Start of SUPPLIED PASSAGE
[Distutils] [Python-Dev] PEP 365 (Adding the pkg_resources module)

Wed Mar 19 20:54:37 CET 2008

At 10:48 AM 3/19/2008 -0700, Guido van Rossum wrote:
>I don't understand PyPI all that well; it seems poor design that the
>browsing via keywords is emphasized but there is no easy way to
>*search* for a keyword (the list of all packages is not emphasized
>enough on the main page -- it occurs in the side bar but not in the
>main text). I assume there's a programmatic API (XML-RPC?) but I
>haven't found it yet.

   http://wiki.python.org/moin/CheeseShopXmlRpc

There's also a REST API that setuptools uses:

   http://peak.telecommunity.com/DevCenter/EasyInstall#package-index-api

The API was originally designed for screen-scraping an older version 
of PyPI, but that has been replaced with a "lite" version served from:

   http://pypi.python.org/simple/

The "lite" version is intended for tools such as easy_install to 
process, as it consists strictly of links and can be statically 
cached.  Zope Corp., for example, maintains a static mirror of this 
API, to guard themselves against PyPI outages and slowdowns, since 
their buildouts can involve huge numbers of eggs, both their own and 
external dependencies.

>I'd love it if you could write or point me to code that takes a
>package name and optional version and returns the URL for the source
>archive, and the type (in case it can't be guessed from the filename
>or the Content-type header).

You can probably do that with the XML-RPC API.  There's a function to 
get the versions of a package, given a (case-sensitive) name, and 
there's a function to get information for uploaded archives, given a 
name and a version.  I originally intended to use it for the PEP 365 
approach, but you can get the necessary information in just one 
static roundtrip using the REST (/simple) HTML API, if you're willing 
to parse the URLs for version information.  (The catch of course 
being that distutils source distributions don't have unambiguously 
parseable filenames.)

>Hm. Why not just use the existing convention for running setup.py
>after unpacking? This works great in my experience, and has the
>advantage of having an easy fallback if you end up having to do this
>manually for whatever reason.
End of SUPPLIED PASSAGE
Start of DATASET EXCERPTS
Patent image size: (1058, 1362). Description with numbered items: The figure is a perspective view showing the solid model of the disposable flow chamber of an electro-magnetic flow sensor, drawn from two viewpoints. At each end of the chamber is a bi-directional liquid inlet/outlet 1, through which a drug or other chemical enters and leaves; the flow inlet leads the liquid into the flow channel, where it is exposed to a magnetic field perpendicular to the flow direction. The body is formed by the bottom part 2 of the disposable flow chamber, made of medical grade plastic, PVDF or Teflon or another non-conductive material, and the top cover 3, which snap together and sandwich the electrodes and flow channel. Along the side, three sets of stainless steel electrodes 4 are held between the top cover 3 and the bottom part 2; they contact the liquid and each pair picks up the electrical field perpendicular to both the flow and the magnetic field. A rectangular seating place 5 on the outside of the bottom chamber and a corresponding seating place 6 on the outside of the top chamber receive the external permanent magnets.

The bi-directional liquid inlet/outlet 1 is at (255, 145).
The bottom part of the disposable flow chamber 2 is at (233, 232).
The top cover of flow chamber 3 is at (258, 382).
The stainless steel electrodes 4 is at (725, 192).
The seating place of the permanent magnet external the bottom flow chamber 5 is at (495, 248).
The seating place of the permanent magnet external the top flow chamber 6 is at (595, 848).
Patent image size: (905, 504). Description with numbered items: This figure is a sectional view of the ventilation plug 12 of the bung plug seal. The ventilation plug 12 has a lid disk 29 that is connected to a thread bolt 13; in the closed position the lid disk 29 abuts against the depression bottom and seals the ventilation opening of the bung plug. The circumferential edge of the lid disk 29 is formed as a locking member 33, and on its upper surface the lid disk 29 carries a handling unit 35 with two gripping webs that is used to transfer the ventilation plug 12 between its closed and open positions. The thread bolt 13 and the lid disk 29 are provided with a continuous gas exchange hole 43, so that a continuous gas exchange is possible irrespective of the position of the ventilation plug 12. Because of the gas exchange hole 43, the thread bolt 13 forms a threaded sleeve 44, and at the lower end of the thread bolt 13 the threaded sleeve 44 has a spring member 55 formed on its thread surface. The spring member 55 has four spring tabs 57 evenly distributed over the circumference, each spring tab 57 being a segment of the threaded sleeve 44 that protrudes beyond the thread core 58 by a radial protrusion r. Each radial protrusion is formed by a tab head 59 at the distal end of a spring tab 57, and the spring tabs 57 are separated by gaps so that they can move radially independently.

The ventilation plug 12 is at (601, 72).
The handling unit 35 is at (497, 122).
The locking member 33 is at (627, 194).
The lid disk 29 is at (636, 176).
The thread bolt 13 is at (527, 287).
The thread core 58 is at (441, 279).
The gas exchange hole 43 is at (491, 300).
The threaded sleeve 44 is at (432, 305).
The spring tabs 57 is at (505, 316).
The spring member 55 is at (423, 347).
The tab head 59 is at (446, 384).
End of DATASET EXCERPTS
TO DO:
1. Revise the PEP 365 message by giving everything from "Wed Mar 19 20:54:37" down to "found it yet." with "PyPI" replaced by "the Cheese Shop".
2. Format everything in the records from the start down to the line containing "The bottom part of" as a JSON list of strings, one string per line, with blank lines left out.
The text and the records come from different sources.

SOLUTIONS PER TASK:
1.
Wed Mar 19 20:54:37 CET 2008

At 10:48 AM 3/19/2008 -0700, Guido van Rossum wrote:
>I don't understand the Cheese Shop all that well; it seems poor design that the
>browsing via keywords is emphasized but there is no easy way to
>*search* for a keyword (the list of all packages is not emphasized
>enough on the main page -- it occurs in the side bar but not in the
>main text). I assume there's a programmatic API (XML-RPC?) but I
>haven't found it yet.

2.
[
  "Patent image size: (1058, 1362). Description with numbered items: The figure is a perspective view showing the solid model of the disposable flow chamber of an electro-magnetic flow sensor, drawn from two viewpoints. At each end of the chamber is a bi-directional liquid inlet/outlet 1, through which a drug or other chemical enters and leaves; the flow inlet leads the liquid into the flow channel, where it is exposed to a magnetic field perpendicular to the flow direction. The body is formed by the bottom part 2 of the disposable flow chamber, made of medical grade plastic, PVDF or Teflon or another non-conductive material, and the top cover 3, which snap together and sandwich the electrodes and flow channel. Along the side, three sets of stainless steel electrodes 4 are held between the top cover 3 and the bottom part 2; they contact the liquid and each pair picks up the electrical field perpendicular to both the flow and the magnetic field. A rectangular seating place 5 on the outside of the bottom chamber and a corresponding seating place 6 on the outside of the top chamber receive the external permanent magnets.",
  "The bi-directional liquid inlet/outlet 1 is at (255, 145).",
  "The bottom part of the disposable flow chamber 2 is at (233, 232)."
]